EXERCISE MATERIALS:
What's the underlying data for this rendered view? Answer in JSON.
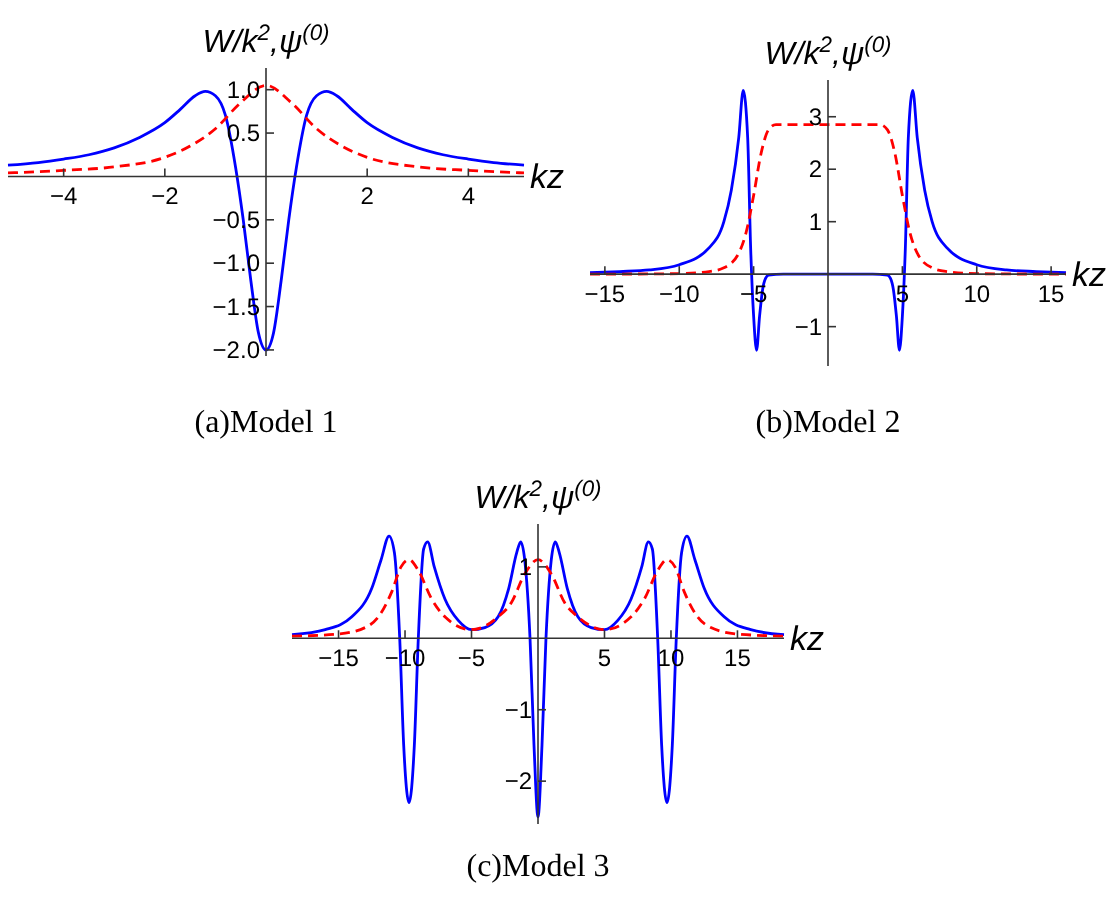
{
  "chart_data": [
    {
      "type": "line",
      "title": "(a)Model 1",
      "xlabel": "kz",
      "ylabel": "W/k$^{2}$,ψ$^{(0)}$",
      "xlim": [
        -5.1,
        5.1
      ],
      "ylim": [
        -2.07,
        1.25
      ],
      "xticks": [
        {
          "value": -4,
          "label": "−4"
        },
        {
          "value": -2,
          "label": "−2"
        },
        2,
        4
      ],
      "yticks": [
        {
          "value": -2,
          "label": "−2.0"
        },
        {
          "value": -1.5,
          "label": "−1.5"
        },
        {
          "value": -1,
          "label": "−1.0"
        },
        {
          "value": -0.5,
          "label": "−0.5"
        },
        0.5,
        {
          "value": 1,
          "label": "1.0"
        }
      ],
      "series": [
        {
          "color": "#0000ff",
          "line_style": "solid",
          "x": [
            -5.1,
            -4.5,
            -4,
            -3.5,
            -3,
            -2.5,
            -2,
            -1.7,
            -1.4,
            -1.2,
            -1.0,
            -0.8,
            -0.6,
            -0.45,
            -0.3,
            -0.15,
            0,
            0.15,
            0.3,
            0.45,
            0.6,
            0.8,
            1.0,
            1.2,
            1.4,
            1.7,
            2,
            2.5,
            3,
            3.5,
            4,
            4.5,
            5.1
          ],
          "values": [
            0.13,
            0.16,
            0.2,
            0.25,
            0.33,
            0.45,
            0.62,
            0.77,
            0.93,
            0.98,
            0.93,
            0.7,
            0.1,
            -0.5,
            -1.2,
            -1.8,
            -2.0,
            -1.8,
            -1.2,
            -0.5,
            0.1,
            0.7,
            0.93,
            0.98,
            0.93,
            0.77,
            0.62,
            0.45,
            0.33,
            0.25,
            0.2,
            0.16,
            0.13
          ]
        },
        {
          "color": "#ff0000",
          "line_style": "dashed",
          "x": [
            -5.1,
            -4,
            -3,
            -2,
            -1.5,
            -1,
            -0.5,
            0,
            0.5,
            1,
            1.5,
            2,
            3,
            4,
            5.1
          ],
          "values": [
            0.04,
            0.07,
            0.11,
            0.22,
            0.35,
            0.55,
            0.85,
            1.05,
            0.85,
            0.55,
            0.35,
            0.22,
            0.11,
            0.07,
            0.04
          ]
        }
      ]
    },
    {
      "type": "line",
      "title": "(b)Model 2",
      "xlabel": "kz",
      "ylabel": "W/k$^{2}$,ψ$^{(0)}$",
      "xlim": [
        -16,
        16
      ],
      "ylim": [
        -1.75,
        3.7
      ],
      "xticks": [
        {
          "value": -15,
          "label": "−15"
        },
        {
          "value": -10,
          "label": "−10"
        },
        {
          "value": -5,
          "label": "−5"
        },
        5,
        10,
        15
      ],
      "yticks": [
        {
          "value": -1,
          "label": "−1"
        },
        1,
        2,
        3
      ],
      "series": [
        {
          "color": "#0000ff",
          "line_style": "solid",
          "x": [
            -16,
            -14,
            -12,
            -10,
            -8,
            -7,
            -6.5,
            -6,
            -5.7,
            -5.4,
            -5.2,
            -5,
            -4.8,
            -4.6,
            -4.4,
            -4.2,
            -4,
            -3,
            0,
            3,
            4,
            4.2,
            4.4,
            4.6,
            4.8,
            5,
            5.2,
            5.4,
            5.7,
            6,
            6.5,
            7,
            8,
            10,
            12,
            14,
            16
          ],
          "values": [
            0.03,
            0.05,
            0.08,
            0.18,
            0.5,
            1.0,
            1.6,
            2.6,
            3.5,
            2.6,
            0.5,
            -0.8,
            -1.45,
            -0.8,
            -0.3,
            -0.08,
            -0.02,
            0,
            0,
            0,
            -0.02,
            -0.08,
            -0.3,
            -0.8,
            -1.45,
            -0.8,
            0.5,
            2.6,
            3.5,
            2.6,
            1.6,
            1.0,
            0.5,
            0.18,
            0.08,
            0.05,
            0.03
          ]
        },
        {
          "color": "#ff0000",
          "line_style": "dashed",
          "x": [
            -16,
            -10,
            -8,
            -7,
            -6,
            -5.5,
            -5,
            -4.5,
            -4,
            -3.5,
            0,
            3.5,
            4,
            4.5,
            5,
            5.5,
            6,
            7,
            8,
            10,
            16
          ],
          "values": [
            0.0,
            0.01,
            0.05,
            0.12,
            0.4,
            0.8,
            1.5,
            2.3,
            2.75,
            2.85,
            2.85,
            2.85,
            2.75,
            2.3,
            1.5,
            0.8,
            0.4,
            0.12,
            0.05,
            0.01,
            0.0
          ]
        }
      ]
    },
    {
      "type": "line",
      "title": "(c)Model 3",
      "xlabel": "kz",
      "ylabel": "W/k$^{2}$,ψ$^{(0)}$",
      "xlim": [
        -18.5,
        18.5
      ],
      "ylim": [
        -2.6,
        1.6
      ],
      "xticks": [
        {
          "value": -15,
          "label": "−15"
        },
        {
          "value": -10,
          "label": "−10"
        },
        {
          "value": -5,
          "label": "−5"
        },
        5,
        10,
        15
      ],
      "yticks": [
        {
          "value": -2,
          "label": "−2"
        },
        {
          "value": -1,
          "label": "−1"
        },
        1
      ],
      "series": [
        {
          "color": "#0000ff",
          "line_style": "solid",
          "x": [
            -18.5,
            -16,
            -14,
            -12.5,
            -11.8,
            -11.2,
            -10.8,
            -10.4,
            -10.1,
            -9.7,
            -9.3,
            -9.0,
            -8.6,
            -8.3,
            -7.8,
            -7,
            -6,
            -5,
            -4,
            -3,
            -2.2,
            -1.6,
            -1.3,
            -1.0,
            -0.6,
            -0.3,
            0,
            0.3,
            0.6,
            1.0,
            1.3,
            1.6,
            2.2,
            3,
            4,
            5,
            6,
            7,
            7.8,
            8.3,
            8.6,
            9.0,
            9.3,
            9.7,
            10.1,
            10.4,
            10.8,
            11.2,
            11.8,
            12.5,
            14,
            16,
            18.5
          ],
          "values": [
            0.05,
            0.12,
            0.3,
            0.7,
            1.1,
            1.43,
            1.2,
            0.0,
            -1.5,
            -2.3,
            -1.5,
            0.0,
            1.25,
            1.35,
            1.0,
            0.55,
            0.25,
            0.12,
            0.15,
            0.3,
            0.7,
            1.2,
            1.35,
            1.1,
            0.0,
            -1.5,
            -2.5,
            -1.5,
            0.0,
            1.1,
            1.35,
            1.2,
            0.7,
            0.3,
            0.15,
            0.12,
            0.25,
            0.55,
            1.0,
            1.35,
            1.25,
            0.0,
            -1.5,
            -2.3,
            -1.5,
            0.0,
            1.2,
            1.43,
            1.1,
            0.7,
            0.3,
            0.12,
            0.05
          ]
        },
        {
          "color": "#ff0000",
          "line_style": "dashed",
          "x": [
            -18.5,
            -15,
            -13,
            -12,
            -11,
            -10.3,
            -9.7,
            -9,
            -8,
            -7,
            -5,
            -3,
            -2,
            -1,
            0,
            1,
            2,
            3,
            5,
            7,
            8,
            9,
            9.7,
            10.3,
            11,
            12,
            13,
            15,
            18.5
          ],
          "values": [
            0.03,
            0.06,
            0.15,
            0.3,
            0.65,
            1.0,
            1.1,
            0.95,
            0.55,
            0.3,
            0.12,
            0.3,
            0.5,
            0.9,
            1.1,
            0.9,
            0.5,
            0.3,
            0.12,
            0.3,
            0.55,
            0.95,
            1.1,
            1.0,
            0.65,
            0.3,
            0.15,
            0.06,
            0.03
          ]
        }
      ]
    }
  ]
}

DO THIS: Transcribe each entry above exactly, apart from the pictures.

REPLY TO THE EXERCISE:
What's the underlying data for this rendered view? Answer in JSON.
{
  "chart_data": [
    {
      "type": "line",
      "title": "(a)Model 1",
      "xlabel": "kz",
      "ylabel": "W/k$^{2}$,ψ$^{(0)}$",
      "xlim": [
        -5.1,
        5.1
      ],
      "ylim": [
        -2.07,
        1.25
      ],
      "xticks": [
        {
          "value": -4,
          "label": "−4"
        },
        {
          "value": -2,
          "label": "−2"
        },
        2,
        4
      ],
      "yticks": [
        {
          "value": -2,
          "label": "−2.0"
        },
        {
          "value": -1.5,
          "label": "−1.5"
        },
        {
          "value": -1,
          "label": "−1.0"
        },
        {
          "value": -0.5,
          "label": "−0.5"
        },
        0.5,
        {
          "value": 1,
          "label": "1.0"
        }
      ],
      "series": [
        {
          "color": "#0000ff",
          "line_style": "solid",
          "x": [
            -5.1,
            -4.5,
            -4,
            -3.5,
            -3,
            -2.5,
            -2,
            -1.7,
            -1.4,
            -1.2,
            -1.0,
            -0.8,
            -0.6,
            -0.45,
            -0.3,
            -0.15,
            0,
            0.15,
            0.3,
            0.45,
            0.6,
            0.8,
            1.0,
            1.2,
            1.4,
            1.7,
            2,
            2.5,
            3,
            3.5,
            4,
            4.5,
            5.1
          ],
          "values": [
            0.13,
            0.16,
            0.2,
            0.25,
            0.33,
            0.45,
            0.62,
            0.77,
            0.93,
            0.98,
            0.93,
            0.7,
            0.1,
            -0.5,
            -1.2,
            -1.8,
            -2.0,
            -1.8,
            -1.2,
            -0.5,
            0.1,
            0.7,
            0.93,
            0.98,
            0.93,
            0.77,
            0.62,
            0.45,
            0.33,
            0.25,
            0.2,
            0.16,
            0.13
          ]
        },
        {
          "color": "#ff0000",
          "line_style": "dashed",
          "x": [
            -5.1,
            -4,
            -3,
            -2,
            -1.5,
            -1,
            -0.5,
            0,
            0.5,
            1,
            1.5,
            2,
            3,
            4,
            5.1
          ],
          "values": [
            0.04,
            0.07,
            0.11,
            0.22,
            0.35,
            0.55,
            0.85,
            1.05,
            0.85,
            0.55,
            0.35,
            0.22,
            0.11,
            0.07,
            0.04
          ]
        }
      ]
    },
    {
      "type": "line",
      "title": "(b)Model 2",
      "xlabel": "kz",
      "ylabel": "W/k$^{2}$,ψ$^{(0)}$",
      "xlim": [
        -16,
        16
      ],
      "ylim": [
        -1.75,
        3.7
      ],
      "xticks": [
        {
          "value": -15,
          "label": "−15"
        },
        {
          "value": -10,
          "label": "−10"
        },
        {
          "value": -5,
          "label": "−5"
        },
        5,
        10,
        15
      ],
      "yticks": [
        {
          "value": -1,
          "label": "−1"
        },
        1,
        2,
        3
      ],
      "series": [
        {
          "color": "#0000ff",
          "line_style": "solid",
          "x": [
            -16,
            -14,
            -12,
            -10,
            -8,
            -7,
            -6.5,
            -6,
            -5.7,
            -5.4,
            -5.2,
            -5,
            -4.8,
            -4.6,
            -4.4,
            -4.2,
            -4,
            -3,
            0,
            3,
            4,
            4.2,
            4.4,
            4.6,
            4.8,
            5,
            5.2,
            5.4,
            5.7,
            6,
            6.5,
            7,
            8,
            10,
            12,
            14,
            16
          ],
          "values": [
            0.03,
            0.05,
            0.08,
            0.18,
            0.5,
            1.0,
            1.6,
            2.6,
            3.5,
            2.6,
            0.5,
            -0.8,
            -1.45,
            -0.8,
            -0.3,
            -0.08,
            -0.02,
            0,
            0,
            0,
            -0.02,
            -0.08,
            -0.3,
            -0.8,
            -1.45,
            -0.8,
            0.5,
            2.6,
            3.5,
            2.6,
            1.6,
            1.0,
            0.5,
            0.18,
            0.08,
            0.05,
            0.03
          ]
        },
        {
          "color": "#ff0000",
          "line_style": "dashed",
          "x": [
            -16,
            -10,
            -8,
            -7,
            -6,
            -5.5,
            -5,
            -4.5,
            -4,
            -3.5,
            0,
            3.5,
            4,
            4.5,
            5,
            5.5,
            6,
            7,
            8,
            10,
            16
          ],
          "values": [
            0.0,
            0.01,
            0.05,
            0.12,
            0.4,
            0.8,
            1.5,
            2.3,
            2.75,
            2.85,
            2.85,
            2.85,
            2.75,
            2.3,
            1.5,
            0.8,
            0.4,
            0.12,
            0.05,
            0.01,
            0.0
          ]
        }
      ]
    },
    {
      "type": "line",
      "title": "(c)Model 3",
      "xlabel": "kz",
      "ylabel": "W/k$^{2}$,ψ$^{(0)}$",
      "xlim": [
        -18.5,
        18.5
      ],
      "ylim": [
        -2.6,
        1.6
      ],
      "xticks": [
        {
          "value": -15,
          "label": "−15"
        },
        {
          "value": -10,
          "label": "−10"
        },
        {
          "value": -5,
          "label": "−5"
        },
        5,
        10,
        15
      ],
      "yticks": [
        {
          "value": -2,
          "label": "−2"
        },
        {
          "value": -1,
          "label": "−1"
        },
        1
      ],
      "series": [
        {
          "color": "#0000ff",
          "line_style": "solid",
          "x": [
            -18.5,
            -16,
            -14,
            -12.5,
            -11.8,
            -11.2,
            -10.8,
            -10.4,
            -10.1,
            -9.7,
            -9.3,
            -9.0,
            -8.6,
            -8.3,
            -7.8,
            -7,
            -6,
            -5,
            -4,
            -3,
            -2.2,
            -1.6,
            -1.3,
            -1.0,
            -0.6,
            -0.3,
            0,
            0.3,
            0.6,
            1.0,
            1.3,
            1.6,
            2.2,
            3,
            4,
            5,
            6,
            7,
            7.8,
            8.3,
            8.6,
            9.0,
            9.3,
            9.7,
            10.1,
            10.4,
            10.8,
            11.2,
            11.8,
            12.5,
            14,
            16,
            18.5
          ],
          "values": [
            0.05,
            0.12,
            0.3,
            0.7,
            1.1,
            1.43,
            1.2,
            0.0,
            -1.5,
            -2.3,
            -1.5,
            0.0,
            1.25,
            1.35,
            1.0,
            0.55,
            0.25,
            0.12,
            0.15,
            0.3,
            0.7,
            1.2,
            1.35,
            1.1,
            0.0,
            -1.5,
            -2.5,
            -1.5,
            0.0,
            1.1,
            1.35,
            1.2,
            0.7,
            0.3,
            0.15,
            0.12,
            0.25,
            0.55,
            1.0,
            1.35,
            1.25,
            0.0,
            -1.5,
            -2.3,
            -1.5,
            0.0,
            1.2,
            1.43,
            1.1,
            0.7,
            0.3,
            0.12,
            0.05
          ]
        },
        {
          "color": "#ff0000",
          "line_style": "dashed",
          "x": [
            -18.5,
            -15,
            -13,
            -12,
            -11,
            -10.3,
            -9.7,
            -9,
            -8,
            -7,
            -5,
            -3,
            -2,
            -1,
            0,
            1,
            2,
            3,
            5,
            7,
            8,
            9,
            9.7,
            10.3,
            11,
            12,
            13,
            15,
            18.5
          ],
          "values": [
            0.03,
            0.06,
            0.15,
            0.3,
            0.65,
            1.0,
            1.1,
            0.95,
            0.55,
            0.3,
            0.12,
            0.3,
            0.5,
            0.9,
            1.1,
            0.9,
            0.5,
            0.3,
            0.12,
            0.3,
            0.55,
            0.95,
            1.1,
            1.0,
            0.65,
            0.3,
            0.15,
            0.06,
            0.03
          ]
        }
      ]
    }
  ]
}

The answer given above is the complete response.